* [MATERIAL FOR THIS TASK]:
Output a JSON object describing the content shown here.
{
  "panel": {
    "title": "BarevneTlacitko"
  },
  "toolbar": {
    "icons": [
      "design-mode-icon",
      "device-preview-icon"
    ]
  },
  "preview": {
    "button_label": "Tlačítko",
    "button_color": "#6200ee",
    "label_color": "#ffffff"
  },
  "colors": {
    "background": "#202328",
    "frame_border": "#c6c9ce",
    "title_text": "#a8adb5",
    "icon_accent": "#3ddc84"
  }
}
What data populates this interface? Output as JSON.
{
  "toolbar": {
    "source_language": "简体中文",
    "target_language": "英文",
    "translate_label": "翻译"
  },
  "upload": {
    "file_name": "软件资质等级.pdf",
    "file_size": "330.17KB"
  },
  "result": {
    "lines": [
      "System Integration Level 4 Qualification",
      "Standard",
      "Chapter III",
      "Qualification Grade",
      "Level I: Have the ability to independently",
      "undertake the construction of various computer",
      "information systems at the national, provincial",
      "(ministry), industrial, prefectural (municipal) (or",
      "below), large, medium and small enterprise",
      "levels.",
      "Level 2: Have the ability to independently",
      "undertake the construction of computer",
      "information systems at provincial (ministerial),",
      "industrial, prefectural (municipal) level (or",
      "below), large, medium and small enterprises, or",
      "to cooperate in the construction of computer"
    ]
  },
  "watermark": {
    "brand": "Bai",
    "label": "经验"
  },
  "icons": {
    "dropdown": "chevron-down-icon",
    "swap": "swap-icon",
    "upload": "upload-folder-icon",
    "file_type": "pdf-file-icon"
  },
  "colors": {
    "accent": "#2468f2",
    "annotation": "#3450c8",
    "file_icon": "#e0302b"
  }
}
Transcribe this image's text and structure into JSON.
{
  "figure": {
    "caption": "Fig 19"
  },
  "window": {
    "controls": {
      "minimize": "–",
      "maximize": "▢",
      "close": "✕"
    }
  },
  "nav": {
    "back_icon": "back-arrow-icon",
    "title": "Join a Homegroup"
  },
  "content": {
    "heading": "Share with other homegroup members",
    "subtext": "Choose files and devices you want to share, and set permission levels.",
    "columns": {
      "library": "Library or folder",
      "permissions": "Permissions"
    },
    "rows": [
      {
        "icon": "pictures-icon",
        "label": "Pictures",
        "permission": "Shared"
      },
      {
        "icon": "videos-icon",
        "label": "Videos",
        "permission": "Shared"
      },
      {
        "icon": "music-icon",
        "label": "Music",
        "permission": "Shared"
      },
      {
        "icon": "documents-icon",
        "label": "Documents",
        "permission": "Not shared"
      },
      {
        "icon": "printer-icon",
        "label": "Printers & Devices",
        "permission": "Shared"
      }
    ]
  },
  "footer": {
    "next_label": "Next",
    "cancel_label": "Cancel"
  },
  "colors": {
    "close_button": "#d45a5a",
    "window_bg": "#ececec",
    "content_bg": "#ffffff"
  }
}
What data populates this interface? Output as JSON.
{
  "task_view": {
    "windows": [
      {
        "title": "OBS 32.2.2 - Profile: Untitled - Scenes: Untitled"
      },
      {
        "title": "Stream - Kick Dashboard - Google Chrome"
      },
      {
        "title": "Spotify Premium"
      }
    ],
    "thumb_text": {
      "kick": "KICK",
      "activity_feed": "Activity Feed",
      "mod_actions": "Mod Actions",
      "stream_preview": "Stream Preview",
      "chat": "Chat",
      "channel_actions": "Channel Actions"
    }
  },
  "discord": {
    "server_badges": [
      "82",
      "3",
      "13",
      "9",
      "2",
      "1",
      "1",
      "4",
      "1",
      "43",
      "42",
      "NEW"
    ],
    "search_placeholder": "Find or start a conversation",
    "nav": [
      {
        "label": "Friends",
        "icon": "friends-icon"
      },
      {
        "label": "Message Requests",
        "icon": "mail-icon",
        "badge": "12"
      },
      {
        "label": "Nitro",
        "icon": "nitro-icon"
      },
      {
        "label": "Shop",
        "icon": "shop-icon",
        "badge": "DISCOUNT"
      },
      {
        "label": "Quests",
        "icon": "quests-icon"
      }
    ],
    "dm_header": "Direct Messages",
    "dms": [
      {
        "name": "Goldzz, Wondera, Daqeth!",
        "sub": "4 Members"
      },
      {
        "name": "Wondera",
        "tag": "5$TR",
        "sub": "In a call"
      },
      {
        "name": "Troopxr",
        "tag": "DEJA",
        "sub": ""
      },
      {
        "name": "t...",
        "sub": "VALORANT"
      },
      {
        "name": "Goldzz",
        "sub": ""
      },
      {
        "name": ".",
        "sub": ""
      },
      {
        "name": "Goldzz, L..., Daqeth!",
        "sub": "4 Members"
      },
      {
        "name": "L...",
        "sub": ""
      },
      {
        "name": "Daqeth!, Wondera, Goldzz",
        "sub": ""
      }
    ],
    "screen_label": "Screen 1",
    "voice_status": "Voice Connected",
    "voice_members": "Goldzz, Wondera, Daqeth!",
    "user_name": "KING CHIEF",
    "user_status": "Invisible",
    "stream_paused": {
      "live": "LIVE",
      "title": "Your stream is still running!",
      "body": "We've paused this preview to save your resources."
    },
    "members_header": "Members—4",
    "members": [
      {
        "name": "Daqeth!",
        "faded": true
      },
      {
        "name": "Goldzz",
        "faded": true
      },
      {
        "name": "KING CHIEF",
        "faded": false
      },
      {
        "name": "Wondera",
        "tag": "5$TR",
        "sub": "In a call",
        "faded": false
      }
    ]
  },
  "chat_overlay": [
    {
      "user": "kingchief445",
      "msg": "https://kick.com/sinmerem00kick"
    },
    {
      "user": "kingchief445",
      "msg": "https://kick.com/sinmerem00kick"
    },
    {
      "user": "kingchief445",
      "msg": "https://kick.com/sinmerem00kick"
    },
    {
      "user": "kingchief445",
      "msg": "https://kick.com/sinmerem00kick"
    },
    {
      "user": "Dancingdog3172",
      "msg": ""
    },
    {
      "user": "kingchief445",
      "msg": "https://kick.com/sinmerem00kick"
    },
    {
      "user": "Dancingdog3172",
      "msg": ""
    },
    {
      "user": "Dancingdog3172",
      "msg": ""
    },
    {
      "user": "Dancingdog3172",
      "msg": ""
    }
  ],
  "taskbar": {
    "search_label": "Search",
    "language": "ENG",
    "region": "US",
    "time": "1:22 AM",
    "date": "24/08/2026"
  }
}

* [WHAT THIS TASK INVOLVES]: Reproduce every line of the material above exactly.

* [OUTPUT FOR THIS TASK]:
Output a JSON object describing the content shown here.
{
  "panel": {
    "title": "BarevneTlacitko"
  },
  "toolbar": {
    "icons": [
      "design-mode-icon",
      "device-preview-icon"
    ]
  },
  "preview": {
    "button_label": "Tlačítko",
    "button_color": "#6200ee",
    "label_color": "#ffffff"
  },
  "colors": {
    "background": "#202328",
    "frame_border": "#c6c9ce",
    "title_text": "#a8adb5",
    "icon_accent": "#3ddc84"
  }
}
What data populates this interface? Output as JSON.
{
  "toolbar": {
    "source_language": "简体中文",
    "target_language": "英文",
    "translate_label": "翻译"
  },
  "upload": {
    "file_name": "软件资质等级.pdf",
    "file_size": "330.17KB"
  },
  "result": {
    "lines": [
      "System Integration Level 4 Qualification",
      "Standard",
      "Chapter III",
      "Qualification Grade",
      "Level I: Have the ability to independently",
      "undertake the construction of various computer",
      "information systems at the national, provincial",
      "(ministry), industrial, prefectural (municipal) (or",
      "below), large, medium and small enterprise",
      "levels.",
      "Level 2: Have the ability to independently",
      "undertake the construction of computer",
      "information systems at provincial (ministerial),",
      "industrial, prefectural (municipal) level (or",
      "below), large, medium and small enterprises, or",
      "to cooperate in the construction of computer"
    ]
  },
  "watermark": {
    "brand": "Bai",
    "label": "经验"
  },
  "icons": {
    "dropdown": "chevron-down-icon",
    "swap": "swap-icon",
    "upload": "upload-folder-icon",
    "file_type": "pdf-file-icon"
  },
  "colors": {
    "accent": "#2468f2",
    "annotation": "#3450c8",
    "file_icon": "#e0302b"
  }
}
Transcribe this image's text and structure into JSON.
{
  "figure": {
    "caption": "Fig 19"
  },
  "window": {
    "controls": {
      "minimize": "–",
      "maximize": "▢",
      "close": "✕"
    }
  },
  "nav": {
    "back_icon": "back-arrow-icon",
    "title": "Join a Homegroup"
  },
  "content": {
    "heading": "Share with other homegroup members",
    "subtext": "Choose files and devices you want to share, and set permission levels.",
    "columns": {
      "library": "Library or folder",
      "permissions": "Permissions"
    },
    "rows": [
      {
        "icon": "pictures-icon",
        "label": "Pictures",
        "permission": "Shared"
      },
      {
        "icon": "videos-icon",
        "label": "Videos",
        "permission": "Shared"
      },
      {
        "icon": "music-icon",
        "label": "Music",
        "permission": "Shared"
      },
      {
        "icon": "documents-icon",
        "label": "Documents",
        "permission": "Not shared"
      },
      {
        "icon": "printer-icon",
        "label": "Printers & Devices",
        "permission": "Shared"
      }
    ]
  },
  "footer": {
    "next_label": "Next",
    "cancel_label": "Cancel"
  },
  "colors": {
    "close_button": "#d45a5a",
    "window_bg": "#ececec",
    "content_bg": "#ffffff"
  }
}
What data populates this interface? Output as JSON.
{
  "task_view": {
    "windows": [
      {
        "title": "OBS 32.2.2 - Profile: Untitled - Scenes: Untitled"
      },
      {
        "title": "Stream - Kick Dashboard - Google Chrome"
      },
      {
        "title": "Spotify Premium"
      }
    ],
    "thumb_text": {
      "kick": "KICK",
      "activity_feed": "Activity Feed",
      "mod_actions": "Mod Actions",
      "stream_preview": "Stream Preview",
      "chat": "Chat",
      "channel_actions": "Channel Actions"
    }
  },
  "discord": {
    "server_badges": [
      "82",
      "3",
      "13",
      "9",
      "2",
      "1",
      "1",
      "4",
      "1",
      "43",
      "42",
      "NEW"
    ],
    "search_placeholder": "Find or start a conversation",
    "nav": [
      {
        "label": "Friends",
        "icon": "friends-icon"
      },
      {
        "label": "Message Requests",
        "icon": "mail-icon",
        "badge": "12"
      },
      {
        "label": "Nitro",
        "icon": "nitro-icon"
      },
      {
        "label": "Shop",
        "icon": "shop-icon",
        "badge": "DISCOUNT"
      },
      {
        "label": "Quests",
        "icon": "quests-icon"
      }
    ],
    "dm_header": "Direct Messages",
    "dms": [
      {
        "name": "Goldzz, Wondera, Daqeth!",
        "sub": "4 Members"
      },
      {
        "name": "Wondera",
        "tag": "5$TR",
        "sub": "In a call"
      },
      {
        "name": "Troopxr",
        "tag": "DEJA",
        "sub": ""
      },
      {
        "name": "t...",
        "sub": "VALORANT"
      },
      {
        "name": "Goldzz",
        "sub": ""
      },
      {
        "name": ".",
        "sub": ""
      },
      {
        "name": "Goldzz, L..., Daqeth!",
        "sub": "4 Members"
      },
      {
        "name": "L...",
        "sub": ""
      },
      {
        "name": "Daqeth!, Wondera, Goldzz",
        "sub": ""
      }
    ],
    "screen_label": "Screen 1",
    "voice_status": "Voice Connected",
    "voice_members": "Goldzz, Wondera, Daqeth!",
    "user_name": "KING CHIEF",
    "user_status": "Invisible",
    "stream_paused": {
      "live": "LIVE",
      "title": "Your stream is still running!",
      "body": "We've paused this preview to save your resources."
    },
    "members_header": "Members—4",
    "members": [
      {
        "name": "Daqeth!",
        "faded": true
      },
      {
        "name": "Goldzz",
        "faded": true
      },
      {
        "name": "KING CHIEF",
        "faded": false
      },
      {
        "name": "Wondera",
        "tag": "5$TR",
        "sub": "In a call",
        "faded": false
      }
    ]
  },
  "chat_overlay": [
    {
      "user": "kingchief445",
      "msg": "https://kick.com/sinmerem00kick"
    },
    {
      "user": "kingchief445",
      "msg": "https://kick.com/sinmerem00kick"
    },
    {
      "user": "kingchief445",
      "msg": "https://kick.com/sinmerem00kick"
    },
    {
      "user": "kingchief445",
      "msg": "https://kick.com/sinmerem00kick"
    },
    {
      "user": "Dancingdog3172",
      "msg": ""
    },
    {
      "user": "kingchief445",
      "msg": "https://kick.com/sinmerem00kick"
    },
    {
      "user": "Dancingdog3172",
      "msg": ""
    },
    {
      "user": "Dancingdog3172",
      "msg": ""
    },
    {
      "user": "Dancingdog3172",
      "msg": ""
    }
  ],
  "taskbar": {
    "search_label": "Search",
    "language": "ENG",
    "region": "US",
    "time": "1:22 AM",
    "date": "24/08/2026"
  }
}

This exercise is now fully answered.